→ **What is required**:
Transcribe all of the records precisely as they are presented.

→ **Extracted data entries**:
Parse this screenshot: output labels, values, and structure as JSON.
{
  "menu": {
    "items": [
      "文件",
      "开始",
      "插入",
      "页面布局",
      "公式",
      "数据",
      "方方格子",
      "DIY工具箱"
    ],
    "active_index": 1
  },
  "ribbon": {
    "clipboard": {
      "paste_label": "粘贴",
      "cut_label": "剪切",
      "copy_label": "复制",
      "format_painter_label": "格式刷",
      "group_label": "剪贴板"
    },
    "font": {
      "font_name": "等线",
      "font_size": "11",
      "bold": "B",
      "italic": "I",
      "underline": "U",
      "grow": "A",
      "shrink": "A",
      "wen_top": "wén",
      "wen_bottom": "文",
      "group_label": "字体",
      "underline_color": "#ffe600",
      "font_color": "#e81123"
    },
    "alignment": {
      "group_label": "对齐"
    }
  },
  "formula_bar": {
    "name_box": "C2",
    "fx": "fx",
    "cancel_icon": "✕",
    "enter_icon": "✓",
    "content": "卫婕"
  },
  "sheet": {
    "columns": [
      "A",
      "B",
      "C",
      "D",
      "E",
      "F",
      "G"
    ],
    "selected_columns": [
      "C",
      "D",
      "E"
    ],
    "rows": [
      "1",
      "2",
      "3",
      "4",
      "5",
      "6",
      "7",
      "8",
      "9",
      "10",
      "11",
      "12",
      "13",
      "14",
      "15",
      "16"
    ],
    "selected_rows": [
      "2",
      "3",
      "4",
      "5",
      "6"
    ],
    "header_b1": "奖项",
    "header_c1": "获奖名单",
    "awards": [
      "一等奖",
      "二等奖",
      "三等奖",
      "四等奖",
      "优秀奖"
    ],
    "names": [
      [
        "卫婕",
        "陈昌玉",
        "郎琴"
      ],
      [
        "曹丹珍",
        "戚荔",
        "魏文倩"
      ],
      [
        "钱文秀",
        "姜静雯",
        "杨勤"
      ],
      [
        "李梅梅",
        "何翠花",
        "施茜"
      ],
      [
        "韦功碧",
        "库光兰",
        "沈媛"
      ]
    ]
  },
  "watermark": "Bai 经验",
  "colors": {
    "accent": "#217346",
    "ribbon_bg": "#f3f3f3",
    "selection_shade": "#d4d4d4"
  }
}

→ **Task output**:
Parse this screenshot: output labels, values, and structure as JSON.
{
  "menu": {
    "items": [
      "文件",
      "开始",
      "插入",
      "页面布局",
      "公式",
      "数据",
      "方方格子",
      "DIY工具箱"
    ],
    "active_index": 1
  },
  "ribbon": {
    "clipboard": {
      "paste_label": "粘贴",
      "cut_label": "剪切",
      "copy_label": "复制",
      "format_painter_label": "格式刷",
      "group_label": "剪贴板"
    },
    "font": {
      "font_name": "等线",
      "font_size": "11",
      "bold": "B",
      "italic": "I",
      "underline": "U",
      "grow": "A",
      "shrink": "A",
      "wen_top": "wén",
      "wen_bottom": "文",
      "group_label": "字体",
      "underline_color": "#ffe600",
      "font_color": "#e81123"
    },
    "alignment": {
      "group_label": "对齐"
    }
  },
  "formula_bar": {
    "name_box": "C2",
    "fx": "fx",
    "cancel_icon": "✕",
    "enter_icon": "✓",
    "content": "卫婕"
  },
  "sheet": {
    "columns": [
      "A",
      "B",
      "C",
      "D",
      "E",
      "F",
      "G"
    ],
    "selected_columns": [
      "C",
      "D",
      "E"
    ],
    "rows": [
      "1",
      "2",
      "3",
      "4",
      "5",
      "6",
      "7",
      "8",
      "9",
      "10",
      "11",
      "12",
      "13",
      "14",
      "15",
      "16"
    ],
    "selected_rows": [
      "2",
      "3",
      "4",
      "5",
      "6"
    ],
    "header_b1": "奖项",
    "header_c1": "获奖名单",
    "awards": [
      "一等奖",
      "二等奖",
      "三等奖",
      "四等奖",
      "优秀奖"
    ],
    "names": [
      [
        "卫婕",
        "陈昌玉",
        "郎琴"
      ],
      [
        "曹丹珍",
        "戚荔",
        "魏文倩"
      ],
      [
        "钱文秀",
        "姜静雯",
        "杨勤"
      ],
      [
        "李梅梅",
        "何翠花",
        "施茜"
      ],
      [
        "韦功碧",
        "库光兰",
        "沈媛"
      ]
    ]
  },
  "watermark": "Bai 经验",
  "colors": {
    "accent": "#217346",
    "ribbon_bg": "#f3f3f3",
    "selection_shade": "#d4d4d4"
  }
}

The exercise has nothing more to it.